INSTRUCTIONS FOR THE TASK
Can you give the lines between the one holding "chat-icon[interactable]: ▭ bbox=[688, 375, 716, 401]" and the one holding "volume-bar bbox=[142, 357, 163, 407]", inclusive, again, swapping every "candle-body" for "candlestick-body" and leaving everything else unchanged?
═══ ENTRIES SUPPLIED
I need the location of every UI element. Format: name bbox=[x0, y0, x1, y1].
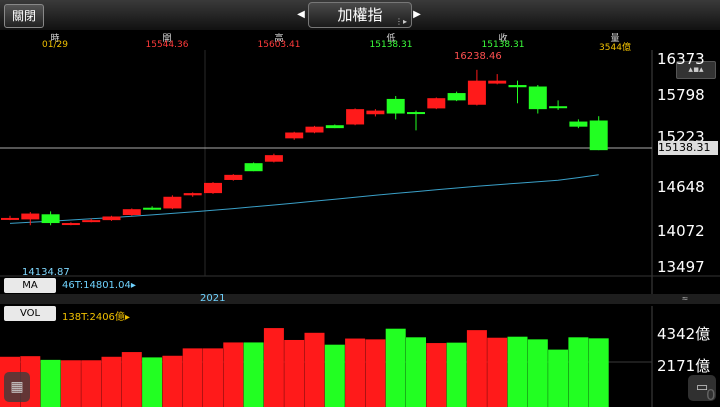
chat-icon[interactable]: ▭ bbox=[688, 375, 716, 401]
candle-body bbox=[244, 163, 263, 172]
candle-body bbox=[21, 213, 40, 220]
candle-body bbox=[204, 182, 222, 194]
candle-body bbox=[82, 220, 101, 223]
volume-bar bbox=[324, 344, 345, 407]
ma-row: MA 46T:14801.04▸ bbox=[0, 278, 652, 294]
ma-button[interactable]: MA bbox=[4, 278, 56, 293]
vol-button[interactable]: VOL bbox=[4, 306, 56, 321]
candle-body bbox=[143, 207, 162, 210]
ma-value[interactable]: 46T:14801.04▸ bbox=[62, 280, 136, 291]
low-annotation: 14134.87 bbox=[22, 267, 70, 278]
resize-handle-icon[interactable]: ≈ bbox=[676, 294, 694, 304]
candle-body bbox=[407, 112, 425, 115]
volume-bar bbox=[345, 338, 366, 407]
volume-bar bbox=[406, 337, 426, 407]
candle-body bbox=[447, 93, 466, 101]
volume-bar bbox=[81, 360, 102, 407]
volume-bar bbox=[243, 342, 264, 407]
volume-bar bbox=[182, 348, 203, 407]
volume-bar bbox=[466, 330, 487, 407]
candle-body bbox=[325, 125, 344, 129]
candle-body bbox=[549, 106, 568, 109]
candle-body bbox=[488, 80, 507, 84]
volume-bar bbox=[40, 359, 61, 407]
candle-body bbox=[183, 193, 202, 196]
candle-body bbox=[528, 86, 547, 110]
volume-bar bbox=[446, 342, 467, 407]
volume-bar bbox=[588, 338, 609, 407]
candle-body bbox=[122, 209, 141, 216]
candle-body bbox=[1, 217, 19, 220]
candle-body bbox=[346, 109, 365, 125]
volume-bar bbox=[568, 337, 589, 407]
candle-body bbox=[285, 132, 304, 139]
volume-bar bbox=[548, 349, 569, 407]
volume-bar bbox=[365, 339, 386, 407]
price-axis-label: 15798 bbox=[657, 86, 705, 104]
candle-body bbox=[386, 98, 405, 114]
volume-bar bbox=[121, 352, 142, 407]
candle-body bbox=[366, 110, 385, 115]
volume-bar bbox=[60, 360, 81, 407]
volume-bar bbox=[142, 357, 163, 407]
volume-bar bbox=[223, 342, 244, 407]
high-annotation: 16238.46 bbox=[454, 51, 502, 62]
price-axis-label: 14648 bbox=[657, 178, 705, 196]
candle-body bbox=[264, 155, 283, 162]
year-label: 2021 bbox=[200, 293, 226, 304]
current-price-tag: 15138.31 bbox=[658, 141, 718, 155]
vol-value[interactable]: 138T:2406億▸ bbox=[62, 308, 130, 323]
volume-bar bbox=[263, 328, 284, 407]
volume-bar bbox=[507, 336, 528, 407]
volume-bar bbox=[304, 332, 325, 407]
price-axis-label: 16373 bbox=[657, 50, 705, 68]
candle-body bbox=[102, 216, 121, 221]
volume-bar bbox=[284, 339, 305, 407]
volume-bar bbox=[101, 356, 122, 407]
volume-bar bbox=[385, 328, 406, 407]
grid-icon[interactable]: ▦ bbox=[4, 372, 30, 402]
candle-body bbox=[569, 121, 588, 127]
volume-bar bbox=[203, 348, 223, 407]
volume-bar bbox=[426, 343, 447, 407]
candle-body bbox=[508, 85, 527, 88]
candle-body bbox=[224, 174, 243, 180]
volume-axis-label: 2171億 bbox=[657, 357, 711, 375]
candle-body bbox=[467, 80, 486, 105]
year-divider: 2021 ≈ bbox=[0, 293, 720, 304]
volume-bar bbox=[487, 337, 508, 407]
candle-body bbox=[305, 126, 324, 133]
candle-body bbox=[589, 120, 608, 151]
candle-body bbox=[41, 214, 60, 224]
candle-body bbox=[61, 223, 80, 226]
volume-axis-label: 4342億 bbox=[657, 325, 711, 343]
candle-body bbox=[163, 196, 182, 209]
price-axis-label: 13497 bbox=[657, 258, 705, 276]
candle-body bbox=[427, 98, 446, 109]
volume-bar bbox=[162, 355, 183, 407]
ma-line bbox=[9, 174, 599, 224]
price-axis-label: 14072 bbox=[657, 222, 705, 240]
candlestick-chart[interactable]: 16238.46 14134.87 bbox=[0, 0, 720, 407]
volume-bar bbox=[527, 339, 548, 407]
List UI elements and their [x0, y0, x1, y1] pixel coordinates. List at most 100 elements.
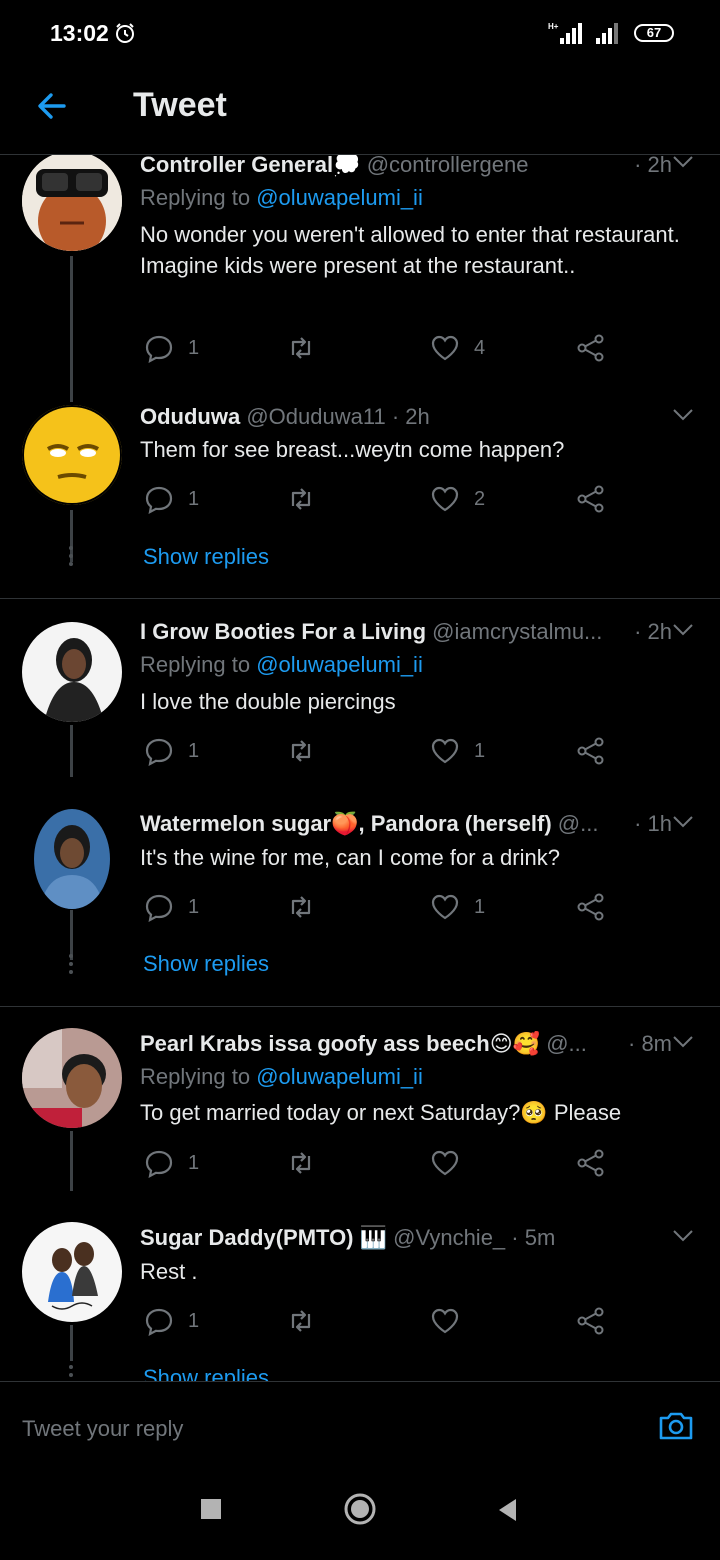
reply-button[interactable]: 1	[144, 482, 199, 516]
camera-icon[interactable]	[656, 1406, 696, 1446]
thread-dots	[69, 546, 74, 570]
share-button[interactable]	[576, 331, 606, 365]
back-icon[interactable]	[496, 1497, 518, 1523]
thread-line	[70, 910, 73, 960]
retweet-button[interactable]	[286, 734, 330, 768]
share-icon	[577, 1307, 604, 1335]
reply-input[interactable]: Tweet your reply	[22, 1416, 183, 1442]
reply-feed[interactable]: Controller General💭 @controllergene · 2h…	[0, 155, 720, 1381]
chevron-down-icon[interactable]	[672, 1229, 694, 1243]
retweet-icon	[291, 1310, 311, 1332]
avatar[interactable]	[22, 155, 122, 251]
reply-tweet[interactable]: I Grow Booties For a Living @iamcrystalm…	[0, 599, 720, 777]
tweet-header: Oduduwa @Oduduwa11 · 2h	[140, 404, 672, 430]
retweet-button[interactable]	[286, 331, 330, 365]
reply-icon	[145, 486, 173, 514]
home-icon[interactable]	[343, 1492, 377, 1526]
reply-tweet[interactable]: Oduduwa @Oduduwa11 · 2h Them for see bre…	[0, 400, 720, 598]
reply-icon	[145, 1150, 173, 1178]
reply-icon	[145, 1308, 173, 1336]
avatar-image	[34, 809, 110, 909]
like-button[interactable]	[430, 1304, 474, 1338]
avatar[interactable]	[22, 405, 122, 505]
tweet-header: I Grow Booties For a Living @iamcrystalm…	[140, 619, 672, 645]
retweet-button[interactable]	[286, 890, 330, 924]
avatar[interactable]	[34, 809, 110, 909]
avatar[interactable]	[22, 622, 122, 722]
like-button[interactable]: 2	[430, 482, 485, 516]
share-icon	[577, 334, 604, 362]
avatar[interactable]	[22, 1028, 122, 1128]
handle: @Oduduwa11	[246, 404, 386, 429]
══════
WRITTEN RESPONSE
chat-icon[interactable]: ▭ bbox=[688, 375, 716, 401]
candlestick-body bbox=[244, 163, 263, 172]
candlestick-body bbox=[21, 213, 40, 220]
candlestick-body bbox=[204, 182, 222, 194]
candlestick-body bbox=[82, 220, 101, 223]
volume-bar bbox=[324, 344, 345, 407]
ma-row: MA 46T:14801.04▸ bbox=[0, 278, 652, 294]
ma-button[interactable]: MA bbox=[4, 278, 56, 293]
vol-button[interactable]: VOL bbox=[4, 306, 56, 321]
candlestick-body bbox=[143, 207, 162, 210]
ma-value[interactable]: 46T:14801.04▸ bbox=[62, 280, 136, 291]
low-annotation: 14134.87 bbox=[22, 267, 70, 278]
resize-handle-icon[interactable]: ≈ bbox=[676, 294, 694, 304]
candlestick-body bbox=[407, 112, 425, 115]
volume-bar bbox=[345, 338, 366, 407]
volume-bar bbox=[406, 337, 426, 407]
candlestick-body bbox=[447, 93, 466, 101]
volume-bar bbox=[81, 360, 102, 407]
volume-bar bbox=[243, 342, 264, 407]
volume-bar bbox=[182, 348, 203, 407]
volume-bar bbox=[466, 330, 487, 407]
candlestick-body bbox=[325, 125, 344, 129]
candlestick-body bbox=[549, 106, 568, 109]
candlestick-body bbox=[488, 80, 507, 84]
volume-bar bbox=[40, 359, 61, 407]
candlestick-body bbox=[183, 193, 202, 196]
candlestick-body bbox=[528, 86, 547, 110]
volume-bar bbox=[446, 342, 467, 407]
volume-bar bbox=[588, 338, 609, 407]
candlestick-body bbox=[122, 209, 141, 216]
candlestick-body bbox=[1, 217, 19, 220]
candlestick-body bbox=[346, 109, 365, 125]
volume-bar bbox=[568, 337, 589, 407]
candlestick-body bbox=[285, 132, 304, 139]
volume-bar bbox=[548, 349, 569, 407]
volume-bar bbox=[365, 339, 386, 407]
price-axis-label: 15798 bbox=[657, 86, 705, 104]
candlestick-body bbox=[386, 98, 405, 114]
volume-bar bbox=[121, 352, 142, 407]
candlestick-body bbox=[366, 110, 385, 115]
volume-bar bbox=[60, 360, 81, 407]
volume-bar bbox=[142, 357, 163, 407]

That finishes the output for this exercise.